Stored entries:
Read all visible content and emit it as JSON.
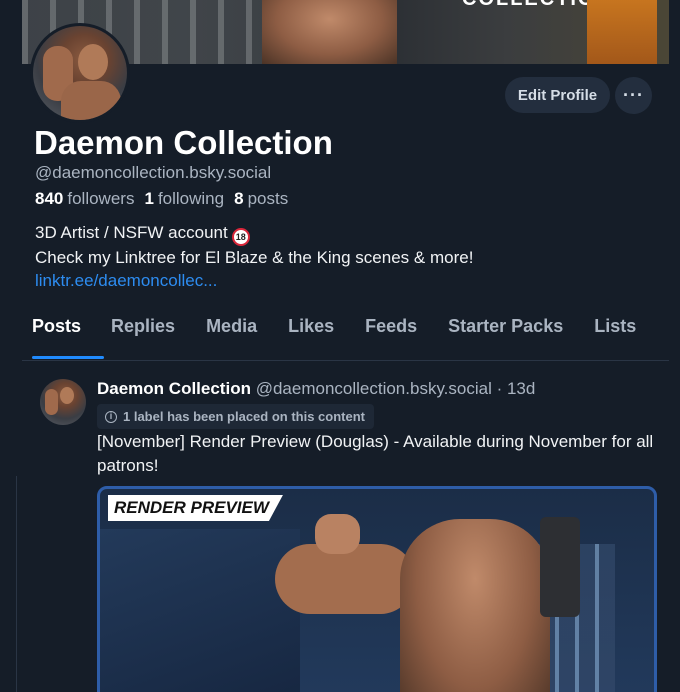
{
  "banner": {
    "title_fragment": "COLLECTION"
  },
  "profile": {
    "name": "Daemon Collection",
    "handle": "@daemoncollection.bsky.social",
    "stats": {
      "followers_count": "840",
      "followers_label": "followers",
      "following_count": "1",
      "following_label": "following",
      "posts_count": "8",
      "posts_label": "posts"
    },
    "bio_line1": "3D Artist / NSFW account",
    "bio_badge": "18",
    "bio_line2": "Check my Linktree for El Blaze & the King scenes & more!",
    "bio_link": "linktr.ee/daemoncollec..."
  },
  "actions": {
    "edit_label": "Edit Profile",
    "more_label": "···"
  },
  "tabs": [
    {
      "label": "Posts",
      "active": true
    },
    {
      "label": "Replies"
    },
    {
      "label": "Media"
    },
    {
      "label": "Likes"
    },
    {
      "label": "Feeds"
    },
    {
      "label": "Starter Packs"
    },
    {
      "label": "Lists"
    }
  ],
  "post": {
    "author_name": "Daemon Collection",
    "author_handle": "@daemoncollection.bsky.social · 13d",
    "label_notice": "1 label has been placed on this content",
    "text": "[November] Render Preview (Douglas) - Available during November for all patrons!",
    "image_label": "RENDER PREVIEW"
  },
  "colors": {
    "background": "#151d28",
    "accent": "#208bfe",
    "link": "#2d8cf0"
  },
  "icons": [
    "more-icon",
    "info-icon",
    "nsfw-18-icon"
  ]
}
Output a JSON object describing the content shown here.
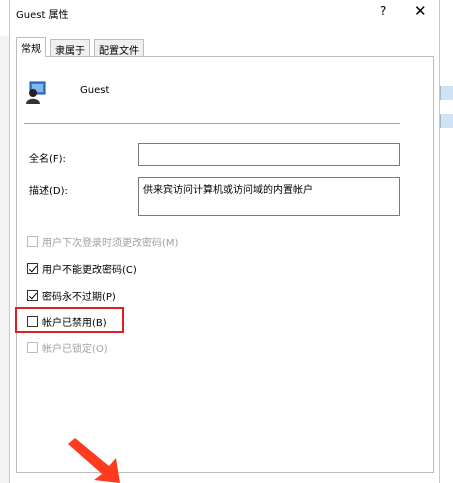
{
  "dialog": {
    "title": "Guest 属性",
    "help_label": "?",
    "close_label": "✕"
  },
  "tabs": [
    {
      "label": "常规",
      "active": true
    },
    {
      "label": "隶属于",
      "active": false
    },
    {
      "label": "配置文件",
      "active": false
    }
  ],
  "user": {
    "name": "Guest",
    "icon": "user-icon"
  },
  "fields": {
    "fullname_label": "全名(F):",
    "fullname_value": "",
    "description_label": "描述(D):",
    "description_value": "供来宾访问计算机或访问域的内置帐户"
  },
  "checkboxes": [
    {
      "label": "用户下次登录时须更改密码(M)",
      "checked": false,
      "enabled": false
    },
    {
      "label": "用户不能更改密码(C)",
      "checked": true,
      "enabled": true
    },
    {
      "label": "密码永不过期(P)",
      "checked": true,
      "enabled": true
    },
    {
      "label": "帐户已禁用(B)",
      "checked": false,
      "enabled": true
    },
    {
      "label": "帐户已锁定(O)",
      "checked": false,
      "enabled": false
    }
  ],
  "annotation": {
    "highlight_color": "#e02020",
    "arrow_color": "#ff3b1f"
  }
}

» **PROBLEM STATEMENT**: What you return should match the records above word for word, minus the pictures.

» **RESULT BELOW**:
Read all visible content and emit it as JSON.
{
  "banner": {
    "title_fragment": "COLLECTION"
  },
  "profile": {
    "name": "Daemon Collection",
    "handle": "@daemoncollection.bsky.social",
    "stats": {
      "followers_count": "840",
      "followers_label": "followers",
      "following_count": "1",
      "following_label": "following",
      "posts_count": "8",
      "posts_label": "posts"
    },
    "bio_line1": "3D Artist / NSFW account",
    "bio_badge": "18",
    "bio_line2": "Check my Linktree for El Blaze & the King scenes & more!",
    "bio_link": "linktr.ee/daemoncollec..."
  },
  "actions": {
    "edit_label": "Edit Profile",
    "more_label": "···"
  },
  "tabs": [
    {
      "label": "Posts",
      "active": true
    },
    {
      "label": "Replies"
    },
    {
      "label": "Media"
    },
    {
      "label": "Likes"
    },
    {
      "label": "Feeds"
    },
    {
      "label": "Starter Packs"
    },
    {
      "label": "Lists"
    }
  ],
  "post": {
    "author_name": "Daemon Collection",
    "author_handle": "@daemoncollection.bsky.social · 13d",
    "label_notice": "1 label has been placed on this content",
    "text": "[November] Render Preview (Douglas) - Available during November for all patrons!",
    "image_label": "RENDER PREVIEW"
  },
  "colors": {
    "background": "#151d28",
    "accent": "#208bfe",
    "link": "#2d8cf0"
  },
  "icons": [
    "more-icon",
    "info-icon",
    "nsfw-18-icon"
  ]
}
Output a JSON object describing the content shown here.
{
  "dialog": {
    "title": "Guest 属性",
    "help_label": "?",
    "close_label": "✕"
  },
  "tabs": [
    {
      "label": "常规",
      "active": true
    },
    {
      "label": "隶属于",
      "active": false
    },
    {
      "label": "配置文件",
      "active": false
    }
  ],
  "user": {
    "name": "Guest",
    "icon": "user-icon"
  },
  "fields": {
    "fullname_label": "全名(F):",
    "fullname_value": "",
    "description_label": "描述(D):",
    "description_value": "供来宾访问计算机或访问域的内置帐户"
  },
  "checkboxes": [
    {
      "label": "用户下次登录时须更改密码(M)",
      "checked": false,
      "enabled": false
    },
    {
      "label": "用户不能更改密码(C)",
      "checked": true,
      "enabled": true
    },
    {
      "label": "密码永不过期(P)",
      "checked": true,
      "enabled": true
    },
    {
      "label": "帐户已禁用(B)",
      "checked": false,
      "enabled": true
    },
    {
      "label": "帐户已锁定(O)",
      "checked": false,
      "enabled": false
    }
  ],
  "annotation": {
    "highlight_color": "#e02020",
    "arrow_color": "#ff3b1f"
  }
}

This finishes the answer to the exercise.